REQUEST.
Gather all lines from the material that contain "roundtables".

* * * *

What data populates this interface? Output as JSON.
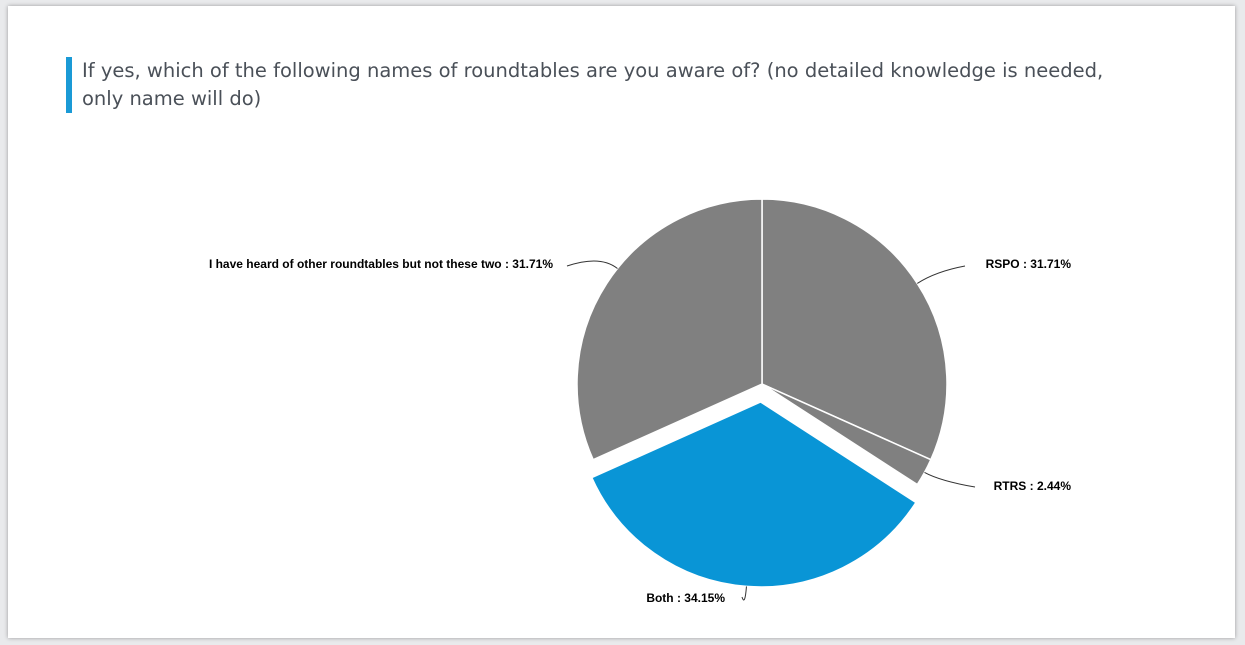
{
  "question": {
    "text": "If yes, which of the following names of roundtables are you aware of? (no detailed knowledge is needed, only name will do)",
    "accent_color": "#1a9ad6"
  },
  "chart_data": {
    "type": "pie",
    "slices": [
      {
        "label": "RSPO : 31.71%",
        "name": "RSPO",
        "value": 31.71,
        "color": "#808080",
        "exploded": false
      },
      {
        "label": "RTRS : 2.44%",
        "name": "RTRS",
        "value": 2.44,
        "color": "#808080",
        "exploded": false
      },
      {
        "label": "Both : 34.15%",
        "name": "Both",
        "value": 34.15,
        "color": "#0995d6",
        "exploded": true
      },
      {
        "label": "I have heard of other roundtables but not these two : 31.71%",
        "name": "I have heard of other roundtables but not these two",
        "value": 31.71,
        "color": "#808080",
        "exploded": false
      }
    ],
    "start_angle": "12 o'clock",
    "direction": "clockwise",
    "legend": "none"
  }
}
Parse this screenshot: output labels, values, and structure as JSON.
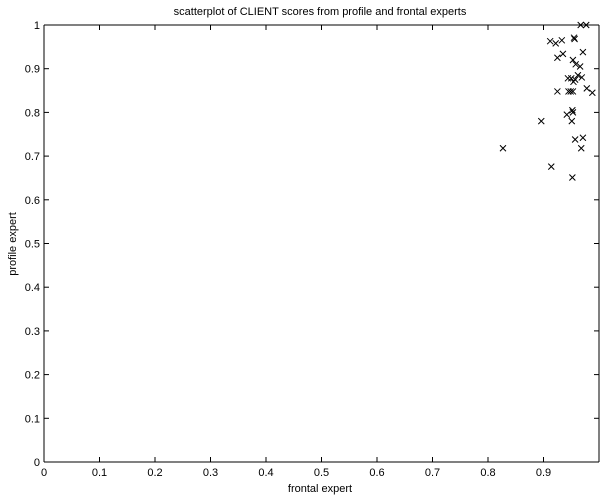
{
  "chart_data": {
    "type": "scatter",
    "title": "scatterplot of CLIENT scores from profile and frontal experts",
    "xlabel": "frontal expert",
    "ylabel": "profile expert",
    "xlim": [
      0,
      1
    ],
    "ylim": [
      0,
      1
    ],
    "xticks": [
      0,
      0.1,
      0.2,
      0.3,
      0.4,
      0.5,
      0.6,
      0.7,
      0.8,
      0.9
    ],
    "xtick_labels": [
      "0",
      "0.1",
      "0.2",
      "0.3",
      "0.4",
      "0.5",
      "0.6",
      "0.7",
      "0.8",
      "0.9"
    ],
    "yticks": [
      0,
      0.1,
      0.2,
      0.3,
      0.4,
      0.5,
      0.6,
      0.7,
      0.8,
      0.9,
      1.0
    ],
    "ytick_labels": [
      "0",
      "0.1",
      "0.2",
      "0.3",
      "0.4",
      "0.5",
      "0.6",
      "0.7",
      "0.8",
      "0.9",
      "1"
    ],
    "marker": "x",
    "grid": false,
    "series": [
      {
        "x": [
          0.967,
          0.977,
          0.912,
          0.922,
          0.933,
          0.925,
          0.935,
          0.955,
          0.956,
          0.971,
          0.953,
          0.958,
          0.966,
          0.962,
          0.944,
          0.95,
          0.969,
          0.957,
          0.954,
          0.949,
          0.925,
          0.978,
          0.988,
          0.953,
          0.945,
          0.952,
          0.942,
          0.953,
          0.951,
          0.896,
          0.827,
          0.971,
          0.957,
          0.968,
          0.914,
          0.952
        ],
        "y": [
          1.0,
          1.0,
          0.963,
          0.958,
          0.965,
          0.925,
          0.934,
          0.971,
          0.968,
          0.938,
          0.92,
          0.91,
          0.905,
          0.885,
          0.878,
          0.878,
          0.88,
          0.875,
          0.87,
          0.848,
          0.848,
          0.855,
          0.845,
          0.848,
          0.848,
          0.805,
          0.795,
          0.8,
          0.78,
          0.78,
          0.718,
          0.742,
          0.738,
          0.718,
          0.676,
          0.651
        ]
      }
    ]
  }
}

* * * *

ANSWER FOR THIS EXERCISE.
    "text": "If yes, which of the following names of roundtables are you aware of? (no detailed knowledge is needed, only name will do)",
        "label": "I have heard of other roundtables but not these two : 31.71%",
        "name": "I have heard of other roundtables but not these two",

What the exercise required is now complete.